▶ **PROBLEM TO SOLVE**: Turn every one of the records below into a numbered list, one line per item, with blank lines left out.

▶ **DATA FOR THIS TASK**:
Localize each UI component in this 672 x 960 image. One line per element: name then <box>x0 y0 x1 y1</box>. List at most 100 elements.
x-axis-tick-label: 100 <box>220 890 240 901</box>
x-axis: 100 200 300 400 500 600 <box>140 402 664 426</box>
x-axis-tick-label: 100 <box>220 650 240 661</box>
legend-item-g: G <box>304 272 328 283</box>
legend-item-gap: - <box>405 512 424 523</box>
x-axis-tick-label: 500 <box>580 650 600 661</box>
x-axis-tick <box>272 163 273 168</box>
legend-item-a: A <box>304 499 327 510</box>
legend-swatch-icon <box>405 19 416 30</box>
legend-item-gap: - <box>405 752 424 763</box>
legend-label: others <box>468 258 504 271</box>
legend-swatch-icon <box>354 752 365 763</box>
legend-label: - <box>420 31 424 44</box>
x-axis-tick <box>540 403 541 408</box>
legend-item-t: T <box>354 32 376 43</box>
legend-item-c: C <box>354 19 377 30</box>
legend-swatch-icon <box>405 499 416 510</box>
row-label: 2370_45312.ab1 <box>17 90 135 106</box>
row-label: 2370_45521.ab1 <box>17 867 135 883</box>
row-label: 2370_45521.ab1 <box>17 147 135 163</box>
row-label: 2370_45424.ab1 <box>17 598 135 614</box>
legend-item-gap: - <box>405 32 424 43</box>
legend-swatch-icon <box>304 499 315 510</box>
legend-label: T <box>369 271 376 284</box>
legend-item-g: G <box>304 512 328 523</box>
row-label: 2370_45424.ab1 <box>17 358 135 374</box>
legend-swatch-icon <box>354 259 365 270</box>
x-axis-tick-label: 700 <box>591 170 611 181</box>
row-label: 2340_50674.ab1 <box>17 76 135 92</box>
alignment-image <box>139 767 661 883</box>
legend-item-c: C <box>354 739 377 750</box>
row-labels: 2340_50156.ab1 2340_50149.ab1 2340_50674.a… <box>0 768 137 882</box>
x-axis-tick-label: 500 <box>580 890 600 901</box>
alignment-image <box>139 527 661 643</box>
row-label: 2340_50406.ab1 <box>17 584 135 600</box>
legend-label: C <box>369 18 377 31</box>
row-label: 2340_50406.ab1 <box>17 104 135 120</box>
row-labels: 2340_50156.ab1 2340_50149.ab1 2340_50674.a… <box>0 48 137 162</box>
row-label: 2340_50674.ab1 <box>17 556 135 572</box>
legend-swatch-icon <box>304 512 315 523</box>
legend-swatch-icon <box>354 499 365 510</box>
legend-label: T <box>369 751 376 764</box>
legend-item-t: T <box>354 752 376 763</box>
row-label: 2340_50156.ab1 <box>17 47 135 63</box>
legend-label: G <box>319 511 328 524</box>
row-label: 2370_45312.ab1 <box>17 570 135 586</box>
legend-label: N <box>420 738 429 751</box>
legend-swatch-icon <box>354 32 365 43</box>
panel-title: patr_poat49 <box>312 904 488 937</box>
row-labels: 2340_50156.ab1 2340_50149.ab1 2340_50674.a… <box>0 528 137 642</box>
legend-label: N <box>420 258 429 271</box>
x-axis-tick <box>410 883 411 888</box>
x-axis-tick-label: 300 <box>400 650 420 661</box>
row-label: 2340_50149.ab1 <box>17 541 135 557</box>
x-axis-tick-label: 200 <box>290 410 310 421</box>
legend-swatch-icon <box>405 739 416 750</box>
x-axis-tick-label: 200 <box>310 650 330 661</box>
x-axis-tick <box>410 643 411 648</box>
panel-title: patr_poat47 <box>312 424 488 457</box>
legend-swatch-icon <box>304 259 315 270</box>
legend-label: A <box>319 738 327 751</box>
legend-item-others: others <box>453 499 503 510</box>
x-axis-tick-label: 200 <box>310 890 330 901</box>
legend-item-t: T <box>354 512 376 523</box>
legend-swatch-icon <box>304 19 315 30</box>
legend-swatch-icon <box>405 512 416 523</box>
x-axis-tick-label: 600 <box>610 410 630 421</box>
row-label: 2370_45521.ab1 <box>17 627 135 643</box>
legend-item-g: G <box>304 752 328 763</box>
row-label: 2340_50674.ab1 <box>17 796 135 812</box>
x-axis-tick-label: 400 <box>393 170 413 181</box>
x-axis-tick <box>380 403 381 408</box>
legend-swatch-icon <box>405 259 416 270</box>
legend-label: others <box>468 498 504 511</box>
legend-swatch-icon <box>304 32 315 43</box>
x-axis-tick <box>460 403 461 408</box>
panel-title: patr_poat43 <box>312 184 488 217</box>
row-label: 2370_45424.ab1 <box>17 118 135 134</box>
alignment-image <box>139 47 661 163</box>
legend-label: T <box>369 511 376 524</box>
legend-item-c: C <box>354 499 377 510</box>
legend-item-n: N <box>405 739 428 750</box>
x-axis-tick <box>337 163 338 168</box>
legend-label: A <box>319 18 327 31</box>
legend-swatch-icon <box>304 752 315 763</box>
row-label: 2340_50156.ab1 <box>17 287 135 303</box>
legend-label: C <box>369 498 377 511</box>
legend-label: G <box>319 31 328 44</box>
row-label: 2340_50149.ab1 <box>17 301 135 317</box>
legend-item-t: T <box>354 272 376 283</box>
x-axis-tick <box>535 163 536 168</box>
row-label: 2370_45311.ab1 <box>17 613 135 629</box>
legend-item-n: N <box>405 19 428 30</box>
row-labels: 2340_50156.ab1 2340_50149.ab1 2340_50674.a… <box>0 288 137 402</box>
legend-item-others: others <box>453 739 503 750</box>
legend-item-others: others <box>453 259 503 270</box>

▶ **TASK RESULT**:
1. Localize each UI component in this 672 x 960 image. One line per element: name then <box>x0 y0 x1 y1</box>. List at most 100 elements.
2. x-axis-tick-label: 100 <box>220 890 240 901</box>
3. x-axis: 100 200 300 400 500 600 <box>140 402 664 426</box>
4. x-axis-tick-label: 100 <box>220 650 240 661</box>
5. legend-item-g: G <box>304 272 328 283</box>
6. legend-item-gap: - <box>405 512 424 523</box>
7. x-axis-tick-label: 500 <box>580 650 600 661</box>
8. x-axis-tick <box>272 163 273 168</box>
9. legend-item-a: A <box>304 499 327 510</box>
10. legend-swatch-icon <box>405 19 416 30</box>
11. legend-item-gap: - <box>405 752 424 763</box>
12. legend-label: others <box>468 258 504 271</box>
13. legend-swatch-icon <box>354 752 365 763</box>
14. legend-label: - <box>420 31 424 44</box>
15. x-axis-tick <box>540 403 541 408</box>
16. legend-item-t: T <box>354 32 376 43</box>
17. legend-item-c: C <box>354 19 377 30</box>
18. legend-swatch-icon <box>405 499 416 510</box>
19. row-label: 2370_45312.ab1 <box>17 90 135 106</box>
20. row-label: 2370_45521.ab1 <box>17 867 135 883</box>
21. row-label: 2370_45521.ab1 <box>17 147 135 163</box>
22. row-label: 2370_45424.ab1 <box>17 598 135 614</box>
23. legend-item-gap: - <box>405 32 424 43</box>
24. legend-swatch-icon <box>304 499 315 510</box>
25. legend-label: T <box>369 271 376 284</box>
26. legend-item-g: G <box>304 512 328 523</box>
27. row-label: 2370_45424.ab1 <box>17 358 135 374</box>
28. legend-swatch-icon <box>354 259 365 270</box>
29. x-axis-tick-label: 700 <box>591 170 611 181</box>
30. row-label: 2340_50674.ab1 <box>17 76 135 92</box>
31. alignment-image <box>139 767 661 883</box>
32. legend-item-c: C <box>354 739 377 750</box>
33. row-labels: 2340_50156.ab1 2340_50149.ab1 2340_50674.a… <box>0 768 137 882</box>
34. x-axis-tick-label: 500 <box>580 890 600 901</box>
35. alignment-image <box>139 527 661 643</box>
36. row-label: 2340_50406.ab1 <box>17 584 135 600</box>
37. legend-label: C <box>369 18 377 31</box>
38. row-label: 2340_50406.ab1 <box>17 104 135 120</box>
39. row-labels: 2340_50156.ab1 2340_50149.ab1 2340_50674.a… <box>0 48 137 162</box>
40. row-label: 2340_50674.ab1 <box>17 556 135 572</box>
41. legend-swatch-icon <box>304 512 315 523</box>
42. legend-swatch-icon <box>354 499 365 510</box>
43. legend-label: T <box>369 751 376 764</box>
44. legend-item-t: T <box>354 752 376 763</box>
45. row-label: 2340_50156.ab1 <box>17 47 135 63</box>
46. legend-label: G <box>319 511 328 524</box>
47. row-label: 2370_45312.ab1 <box>17 570 135 586</box>
48. legend-label: N <box>420 738 429 751</box>
49. legend-swatch-icon <box>354 32 365 43</box>
50. panel-title: patr_poat49 <box>312 904 488 937</box>
51. row-labels: 2340_50156.ab1 2340_50149.ab1 2340_50674.a… <box>0 528 137 642</box>
52. legend-label: N <box>420 258 429 271</box>
53. x-axis-tick <box>410 883 411 888</box>
54. x-axis-tick-label: 300 <box>400 650 420 661</box>
55. row-label: 2340_50149.ab1 <box>17 541 135 557</box>
56. x-axis-tick-label: 200 <box>290 410 310 421</box>
57. legend-swatch-icon <box>405 739 416 750</box>
58. x-axis-tick-label: 200 <box>310 650 330 661</box>
59. x-axis-tick <box>410 643 411 648</box>
60. panel-title: patr_poat47 <box>312 424 488 457</box>
61. legend-swatch-icon <box>304 259 315 270</box>
62. legend-label: A <box>319 738 327 751</box>
63. legend-item-others: others <box>453 499 503 510</box>
64. x-axis-tick-label: 200 <box>310 890 330 901</box>
65. legend-item-t: T <box>354 512 376 523</box>
66. legend-swatch-icon <box>304 19 315 30</box>
67. legend-swatch-icon <box>405 512 416 523</box>
68. x-axis-tick-label: 600 <box>610 410 630 421</box>
69. row-label: 2370_45521.ab1 <box>17 627 135 643</box>
70. legend-item-g: G <box>304 752 328 763</box>
71. row-label: 2340_50674.ab1 <box>17 796 135 812</box>
72. x-axis-tick-label: 400 <box>393 170 413 181</box>
73. x-axis-tick <box>380 403 381 408</box>
74. legend-swatch-icon <box>405 259 416 270</box>
75. legend-label: others <box>468 498 504 511</box>
76. legend-swatch-icon <box>304 32 315 43</box>
77. x-axis-tick <box>460 403 461 408</box>
78. panel-title: patr_poat43 <box>312 184 488 217</box>
79. row-label: 2370_45424.ab1 <box>17 118 135 134</box>
80. alignment-image <box>139 47 661 163</box>
81. legend-label: T <box>369 511 376 524</box>
82. legend-item-c: C <box>354 499 377 510</box>
83. legend-item-n: N <box>405 739 428 750</box>
84. x-axis-tick <box>337 163 338 168</box>
85. legend-label: A <box>319 18 327 31</box>
86. legend-swatch-icon <box>304 752 315 763</box>
87. row-label: 2340_50156.ab1 <box>17 287 135 303</box>
88. legend-label: C <box>369 498 377 511</box>
89. legend-label: G <box>319 31 328 44</box>
90. row-label: 2340_50149.ab1 <box>17 301 135 317</box>
91. legend-item-t: T <box>354 272 376 283</box>
92. x-axis-tick <box>535 163 536 168</box>
93. row-label: 2370_45311.ab1 <box>17 613 135 629</box>
94. legend-item-n: N <box>405 19 428 30</box>
95. row-labels: 2340_50156.ab1 2340_50149.ab1 2340_50674.a… <box>0 288 137 402</box>
96. legend-item-others: others <box>453 739 503 750</box>
97. legend-item-others: others <box>453 259 503 270</box>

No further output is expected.